** CONSIGNES **
1. Transcrivez, dans le récit des débuts d'Eden Hazard, tout ce qui va de « Ce 15 novembre » jusqu'à « à sa sortie. ».
2. Reprenez la rédaction du récit des débuts d'Eden Hazard à la suite de sa dernière phrase.

Ce 15 novembre 2008, Mirallas doit retrouver le Stadium Nord. Mais il ne figure même pas dans le groupe. Frankie Vercauteren, qui a fait le déplacement, prend tout de même place dans les tribunes. Et il ne fera pas le voyage pour rien : pour la première titularisation de sa carrière, Hazard, numéro 26 sur le dos, marque. Brille. Enchante le public qui se lève à sa sortie.
"Honnêtement, je ne savais même pas qu’il était dans le groupe. Il était monté quelques fois au jeu. C’est tout. Il ne faisait pas partie des noms que nous suivions", avoue celui qui était à l’époque l’adjoint de René Vanderycken. Mais 67 minutes suffisent pour le convaincre : "J’étais épaté. Il avait quelque chose que nous n’avions pas dans notre groupe. On devait trouver des solutions et Eden nous en offrait. Il avait encore du déchet dans son jeu et il n’avait évidemment pas encore la constance qu’il a désormais mais il créait du danger et faisait la différence. Ce n’était déjà pas un joueur comme les autres. Il m’a tapé dans l’œil. Je ne lui ai pas parlé après le match mais j’ai vite fait savoir à René que cet Eden Hazard avait quelque chose de très intéressant."
Le sélectionneur avait pu le constater à l’époque. Devant sa télévision. Alors qu’il se trouvait en… Croatie. "Mais une chaîne retransmettait le match et je l’ai vu par hasard", confie-t-il à l’époque.
Deux jours plus tôt, le Limbourgeois avait pourtant déjà dévoilé son groupe pour ce match amical au Luxembourg qui scellait l’année 2008 des Diables. Sans Hazard, rappelé en raison du forfait de… Stijn De Smet et informé le dimanche en début de soirée de son baptême.
"À l’époque, Lille ne pouvait plus suivre : serait-il sélectionné en U17, en U18, en U19 ou en Espoirs", s’amuse Vercauteren. Hazard le sera chez les A.
Quand il débarque à Tubize le lundi 17 novembre, Vandereycken est d’humeur badine.
"Le plus important est l’arrivée du nouveau et ce n’est pas un Beaujolais", s’amuse-t-il. "Il a réalisé un tout grand match et vu la blessure de De Smet, je n’ai pas hésité."
Lancé devant les médias, Hazard fera le lendemain la une de La DH qui vient de lancer sa nouvelle formule.

Entrées de données extraites
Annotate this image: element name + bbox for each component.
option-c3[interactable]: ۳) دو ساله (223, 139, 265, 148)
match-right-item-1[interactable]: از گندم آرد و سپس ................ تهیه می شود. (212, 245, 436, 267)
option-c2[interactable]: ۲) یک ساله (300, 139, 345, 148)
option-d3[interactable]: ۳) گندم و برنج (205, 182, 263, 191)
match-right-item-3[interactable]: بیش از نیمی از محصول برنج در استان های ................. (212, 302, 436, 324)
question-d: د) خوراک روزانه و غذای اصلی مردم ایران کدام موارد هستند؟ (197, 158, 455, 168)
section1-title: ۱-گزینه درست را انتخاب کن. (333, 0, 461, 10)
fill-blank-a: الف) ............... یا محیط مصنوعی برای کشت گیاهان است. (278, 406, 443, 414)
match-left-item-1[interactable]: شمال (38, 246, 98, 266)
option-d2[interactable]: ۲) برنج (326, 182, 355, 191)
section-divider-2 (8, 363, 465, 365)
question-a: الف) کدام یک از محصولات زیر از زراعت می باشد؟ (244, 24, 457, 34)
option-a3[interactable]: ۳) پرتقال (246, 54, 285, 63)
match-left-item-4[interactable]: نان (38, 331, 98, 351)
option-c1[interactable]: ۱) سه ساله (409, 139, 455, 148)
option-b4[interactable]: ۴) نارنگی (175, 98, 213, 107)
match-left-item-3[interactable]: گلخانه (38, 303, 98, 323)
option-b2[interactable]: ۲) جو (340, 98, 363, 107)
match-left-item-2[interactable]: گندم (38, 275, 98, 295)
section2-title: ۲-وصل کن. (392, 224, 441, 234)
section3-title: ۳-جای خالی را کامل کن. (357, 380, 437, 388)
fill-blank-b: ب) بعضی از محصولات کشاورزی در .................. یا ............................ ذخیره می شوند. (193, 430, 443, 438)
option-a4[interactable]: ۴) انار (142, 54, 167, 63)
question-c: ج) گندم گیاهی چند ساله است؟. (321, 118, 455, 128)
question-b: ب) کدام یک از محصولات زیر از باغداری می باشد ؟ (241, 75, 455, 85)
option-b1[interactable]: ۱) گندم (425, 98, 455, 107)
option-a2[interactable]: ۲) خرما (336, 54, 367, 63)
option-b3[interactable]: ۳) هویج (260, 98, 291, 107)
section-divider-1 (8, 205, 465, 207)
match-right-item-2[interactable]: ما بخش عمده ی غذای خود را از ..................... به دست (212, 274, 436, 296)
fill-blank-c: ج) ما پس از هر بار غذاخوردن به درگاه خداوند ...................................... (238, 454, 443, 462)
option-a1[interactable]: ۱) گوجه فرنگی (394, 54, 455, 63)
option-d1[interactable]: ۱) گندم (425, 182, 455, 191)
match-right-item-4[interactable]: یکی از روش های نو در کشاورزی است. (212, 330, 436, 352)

** LES RÉPONSES **
1.
Ce 15 novembre 2008, Mirallas doit retrouver le Stadium Nord. Mais il ne figure même pas dans le groupe. Frankie Vercauteren, qui a fait le déplacement, prend tout de même place dans les tribunes. Et il ne fera pas le voyage pour rien : pour la première titularisation de sa carrière, Hazard, numéro 26 sur le dos, marque. Brille. Enchante le public qui se lève à sa sortie.

2.
"Je n’étais pas nerveux au réveil, j’ai éprouvé un sentiment bizarre à l’idée de la découverte qui m’attendait", explique-t-il à notre regretté collègue Thomas Busiau. "C’est une jolie récompense et un nouveau palier. Je ne m’attendais pas à cette convocation."
Où, dès le début, il fait forte impression.
"Je me rappelle de son premier entraînement à Tubize. Il y avait eu des petites confrontations au cours desquelles il avait déjà montré ses qualités techniques mais on avait terminé par des situations de un contre un. Je nous revois encore, avec Silvio, nous regarder avec des grands yeux, interloqués que nous étions par son aisance à la finition. C’était impressionnant et déconcertant de facilité pour son âge. C’était son premier entraînement et il jouait déjà comme s’il était dans son jardin même si, évidemment, avec Silvio on le laissait marquer pour sa confiance", se remémore dans un sourire Olivier Renard.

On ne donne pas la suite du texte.